There is a category of company that is harder to underwrite than a conventional SaaS business, harder to explain to a committee than a marketplace with proven unit economics, and harder to value than a platform with a clear comparable set — but that has the potential to generate returns that are structurally unavailable to companies operating within existing rules rather than rewriting them. These are the companies that do not simply build better products. They change the ecosystem in which their products operate. They shift standards, restructure incentives, create new categories of participation, and leave their markets fundamentally different from how they found them.

We call this class of opportunity systems change investing. It is not a new concept — social entrepreneurs have used the language of systems change for decades, and the impact investing community has developed extensive frameworks for thinking about interventions at the level of market structure rather than individual product performance. What is newer, and what we find increasingly compelling as a lens for technology investing, is the application of this framework to companies that are systems-change-scale in their ambition but venture-scalable in their economics. These two properties have historically been difficult to combine. The AI era is making their combination more common.

§ **Source excerpt**:
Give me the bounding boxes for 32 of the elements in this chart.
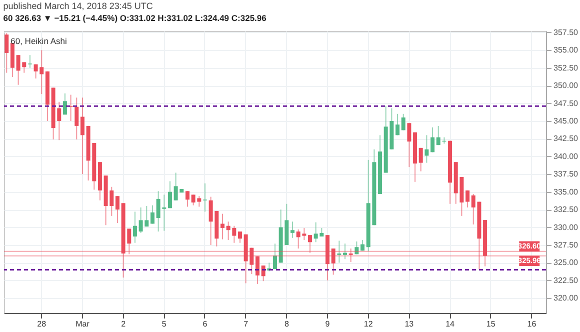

§ **Directions**:
A – In the passage on systems change investing, which two properties have historically been difficult to combine?
B – Please reproduce the stretch of the passage on systems change investing from "There is a category" through "they found them.", word for word.
Answer using only the passage on systems change investing.

§ **Solutions to the exercise**:
A – Being systems-change-scale in ambition and venture-scalable in economics.

B –
There is a category of company that is harder to underwrite than a conventional SaaS business, harder to explain to a committee than a marketplace with proven unit economics, and harder to value than a platform with a clear comparable set — but that has the potential to generate returns that are structurally unavailable to companies operating within existing rules rather than rewriting them. These are the companies that do not simply build better products. They change the ecosystem in which their products operate. They shift standards, restructure incentives, create new categories of participation, and leave their markets fundamentally different from how they found them.